[Extracted records]
%%

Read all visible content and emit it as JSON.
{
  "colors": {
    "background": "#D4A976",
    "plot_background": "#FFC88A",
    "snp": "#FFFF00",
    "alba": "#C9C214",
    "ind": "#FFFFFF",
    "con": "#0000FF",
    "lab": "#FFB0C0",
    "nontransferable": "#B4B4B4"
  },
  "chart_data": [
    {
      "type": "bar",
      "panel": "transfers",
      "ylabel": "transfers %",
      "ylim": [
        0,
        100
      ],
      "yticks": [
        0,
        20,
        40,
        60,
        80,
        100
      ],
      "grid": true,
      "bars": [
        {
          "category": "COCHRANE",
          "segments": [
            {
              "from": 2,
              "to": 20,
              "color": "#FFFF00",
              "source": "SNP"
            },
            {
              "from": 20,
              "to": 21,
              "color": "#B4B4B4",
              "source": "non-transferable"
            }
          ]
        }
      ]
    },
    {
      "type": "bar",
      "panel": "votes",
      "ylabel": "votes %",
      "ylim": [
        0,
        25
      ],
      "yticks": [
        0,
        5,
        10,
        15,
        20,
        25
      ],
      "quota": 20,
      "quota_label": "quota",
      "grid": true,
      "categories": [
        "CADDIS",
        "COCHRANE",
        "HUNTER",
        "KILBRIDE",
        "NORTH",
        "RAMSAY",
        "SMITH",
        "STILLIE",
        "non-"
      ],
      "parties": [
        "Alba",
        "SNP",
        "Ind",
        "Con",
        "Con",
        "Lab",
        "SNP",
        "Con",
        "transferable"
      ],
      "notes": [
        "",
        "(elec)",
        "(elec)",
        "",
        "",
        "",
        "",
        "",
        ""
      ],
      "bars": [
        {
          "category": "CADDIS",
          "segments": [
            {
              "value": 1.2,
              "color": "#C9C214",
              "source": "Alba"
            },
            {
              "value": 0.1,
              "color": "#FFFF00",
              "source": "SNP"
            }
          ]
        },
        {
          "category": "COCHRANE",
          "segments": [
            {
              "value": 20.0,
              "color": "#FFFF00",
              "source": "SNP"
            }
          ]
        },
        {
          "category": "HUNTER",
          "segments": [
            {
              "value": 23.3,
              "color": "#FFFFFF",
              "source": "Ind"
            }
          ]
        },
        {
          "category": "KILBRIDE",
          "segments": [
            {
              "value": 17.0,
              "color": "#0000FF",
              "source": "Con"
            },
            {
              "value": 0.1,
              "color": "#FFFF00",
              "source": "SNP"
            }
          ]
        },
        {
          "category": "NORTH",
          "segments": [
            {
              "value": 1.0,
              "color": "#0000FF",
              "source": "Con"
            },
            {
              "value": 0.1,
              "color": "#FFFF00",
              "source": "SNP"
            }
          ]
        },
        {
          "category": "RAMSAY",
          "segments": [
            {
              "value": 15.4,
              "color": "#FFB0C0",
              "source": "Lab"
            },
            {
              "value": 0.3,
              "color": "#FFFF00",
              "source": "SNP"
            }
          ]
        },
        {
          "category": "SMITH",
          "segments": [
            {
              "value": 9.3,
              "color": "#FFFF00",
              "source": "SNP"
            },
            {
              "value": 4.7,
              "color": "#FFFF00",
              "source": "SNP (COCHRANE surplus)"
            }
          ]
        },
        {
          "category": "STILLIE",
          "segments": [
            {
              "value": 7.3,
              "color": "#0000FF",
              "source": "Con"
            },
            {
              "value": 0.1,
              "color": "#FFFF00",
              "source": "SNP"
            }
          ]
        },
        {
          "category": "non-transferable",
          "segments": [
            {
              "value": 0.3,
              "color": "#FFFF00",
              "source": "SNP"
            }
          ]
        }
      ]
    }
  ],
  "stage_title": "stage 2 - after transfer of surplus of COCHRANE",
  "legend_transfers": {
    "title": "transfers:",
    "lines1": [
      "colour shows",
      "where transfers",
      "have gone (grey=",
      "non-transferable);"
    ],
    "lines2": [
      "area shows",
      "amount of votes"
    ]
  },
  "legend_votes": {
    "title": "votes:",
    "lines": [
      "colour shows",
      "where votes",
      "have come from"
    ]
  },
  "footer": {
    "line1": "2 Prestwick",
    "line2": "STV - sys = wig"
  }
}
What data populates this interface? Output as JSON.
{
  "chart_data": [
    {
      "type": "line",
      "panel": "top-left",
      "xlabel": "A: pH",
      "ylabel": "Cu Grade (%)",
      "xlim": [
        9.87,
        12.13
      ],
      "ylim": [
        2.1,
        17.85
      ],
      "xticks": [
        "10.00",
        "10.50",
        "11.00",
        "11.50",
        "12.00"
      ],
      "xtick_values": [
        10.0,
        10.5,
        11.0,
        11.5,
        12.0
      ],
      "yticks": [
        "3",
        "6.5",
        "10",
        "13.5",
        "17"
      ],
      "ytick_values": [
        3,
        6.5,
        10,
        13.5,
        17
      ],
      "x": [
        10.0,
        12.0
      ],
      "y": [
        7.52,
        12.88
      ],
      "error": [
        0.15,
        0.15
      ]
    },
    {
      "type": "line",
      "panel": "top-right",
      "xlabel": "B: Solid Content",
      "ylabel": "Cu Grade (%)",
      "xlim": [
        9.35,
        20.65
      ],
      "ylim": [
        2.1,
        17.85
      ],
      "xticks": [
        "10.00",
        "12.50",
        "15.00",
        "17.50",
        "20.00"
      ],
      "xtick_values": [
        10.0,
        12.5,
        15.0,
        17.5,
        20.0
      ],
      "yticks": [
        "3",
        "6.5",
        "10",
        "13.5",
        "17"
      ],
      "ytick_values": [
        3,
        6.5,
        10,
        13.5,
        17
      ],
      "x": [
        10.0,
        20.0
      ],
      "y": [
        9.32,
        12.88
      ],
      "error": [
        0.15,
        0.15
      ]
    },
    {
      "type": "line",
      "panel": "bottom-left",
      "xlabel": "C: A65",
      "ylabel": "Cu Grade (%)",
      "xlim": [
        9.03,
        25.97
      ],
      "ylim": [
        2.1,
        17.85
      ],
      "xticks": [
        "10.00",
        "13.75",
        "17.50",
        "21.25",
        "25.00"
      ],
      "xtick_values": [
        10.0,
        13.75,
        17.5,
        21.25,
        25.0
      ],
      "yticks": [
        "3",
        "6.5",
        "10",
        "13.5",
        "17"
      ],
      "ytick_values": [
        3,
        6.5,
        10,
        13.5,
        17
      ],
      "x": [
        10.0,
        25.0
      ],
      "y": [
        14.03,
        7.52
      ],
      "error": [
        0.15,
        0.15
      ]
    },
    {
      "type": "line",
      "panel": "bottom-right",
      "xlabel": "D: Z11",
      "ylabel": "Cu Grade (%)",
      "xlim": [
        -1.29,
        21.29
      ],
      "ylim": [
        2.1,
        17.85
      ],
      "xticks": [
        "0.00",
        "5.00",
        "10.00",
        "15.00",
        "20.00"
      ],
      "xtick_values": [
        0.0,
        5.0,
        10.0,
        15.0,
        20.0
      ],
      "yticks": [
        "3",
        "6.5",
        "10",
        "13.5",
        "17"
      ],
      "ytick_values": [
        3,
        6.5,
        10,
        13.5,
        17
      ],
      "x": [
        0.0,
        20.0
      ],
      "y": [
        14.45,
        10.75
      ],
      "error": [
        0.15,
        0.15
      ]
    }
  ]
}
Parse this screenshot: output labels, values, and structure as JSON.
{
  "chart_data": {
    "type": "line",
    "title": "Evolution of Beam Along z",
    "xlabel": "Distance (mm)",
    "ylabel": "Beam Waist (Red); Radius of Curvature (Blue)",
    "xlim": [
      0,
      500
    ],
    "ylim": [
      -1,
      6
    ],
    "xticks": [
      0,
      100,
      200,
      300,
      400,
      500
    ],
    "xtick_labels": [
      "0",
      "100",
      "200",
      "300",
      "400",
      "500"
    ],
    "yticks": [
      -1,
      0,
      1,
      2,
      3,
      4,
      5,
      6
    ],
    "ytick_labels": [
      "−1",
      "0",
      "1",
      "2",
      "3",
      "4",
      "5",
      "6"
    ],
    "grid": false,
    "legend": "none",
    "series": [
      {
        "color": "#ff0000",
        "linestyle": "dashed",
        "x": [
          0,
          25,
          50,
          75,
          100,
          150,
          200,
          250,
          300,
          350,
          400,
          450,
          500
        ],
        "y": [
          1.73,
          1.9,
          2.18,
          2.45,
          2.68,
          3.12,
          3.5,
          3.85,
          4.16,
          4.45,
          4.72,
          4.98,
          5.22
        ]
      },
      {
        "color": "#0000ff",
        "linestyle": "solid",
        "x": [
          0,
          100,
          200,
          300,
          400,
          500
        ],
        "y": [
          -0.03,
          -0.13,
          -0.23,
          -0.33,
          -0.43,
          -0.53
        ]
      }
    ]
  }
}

%%

- _Problem_
Everything from the line containing "Parse this screenshot: output" to the end of the data above should be quoted exactly, please, both ends included, and nothing outside that span.

- _Result for this exercise_
Parse this screenshot: output labels, values, and structure as JSON.
{
  "chart_data": {
    "type": "line",
    "title": "Evolution of Beam Along z",
    "xlabel": "Distance (mm)",
    "ylabel": "Beam Waist (Red); Radius of Curvature (Blue)",
    "xlim": [
      0,
      500
    ],
    "ylim": [
      -1,
      6
    ],
    "xticks": [
      0,
      100,
      200,
      300,
      400,
      500
    ],
    "xtick_labels": [
      "0",
      "100",
      "200",
      "300",
      "400",
      "500"
    ],
    "yticks": [
      -1,
      0,
      1,
      2,
      3,
      4,
      5,
      6
    ],
    "ytick_labels": [
      "−1",
      "0",
      "1",
      "2",
      "3",
      "4",
      "5",
      "6"
    ],
    "grid": false,
    "legend": "none",
    "series": [
      {
        "color": "#ff0000",
        "linestyle": "dashed",
        "x": [
          0,
          25,
          50,
          75,
          100,
          150,
          200,
          250,
          300,
          350,
          400,
          450,
          500
        ],
        "y": [
          1.73,
          1.9,
          2.18,
          2.45,
          2.68,
          3.12,
          3.5,
          3.85,
          4.16,
          4.45,
          4.72,
          4.98,
          5.22
        ]
      },
      {
        "color": "#0000ff",
        "linestyle": "solid",
        "x": [
          0,
          100,
          200,
          300,
          400,
          500
        ],
        "y": [
          -0.03,
          -0.13,
          -0.23,
          -0.33,
          -0.43,
          -0.53
        ]
      }
    ]
  }
}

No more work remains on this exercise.